## Extracted information

•••

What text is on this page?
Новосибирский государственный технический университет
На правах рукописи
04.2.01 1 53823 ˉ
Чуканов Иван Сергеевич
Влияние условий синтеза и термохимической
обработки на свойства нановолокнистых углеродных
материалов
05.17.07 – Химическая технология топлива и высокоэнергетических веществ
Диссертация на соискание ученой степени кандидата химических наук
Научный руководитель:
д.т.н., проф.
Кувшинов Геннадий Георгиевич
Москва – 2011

•••

## Direction
Copy out the whole listing exactly; please set it all down.

## Exercise answer
What text is on this page?
Новосибирский государственный технический университет
На правах рукописи
04.2.01 1 53823 ˉ
Чуканов Иван Сергеевич
Влияние условий синтеза и термохимической
обработки на свойства нановолокнистых углеродных
материалов
05.17.07 – Химическая технология топлива и высокоэнергетических веществ
Диссертация на соискание ученой степени кандидата химических наук
Научный руководитель:
д.т.н., проф.
Кувшинов Геннадий Георгиевич
Москва – 2011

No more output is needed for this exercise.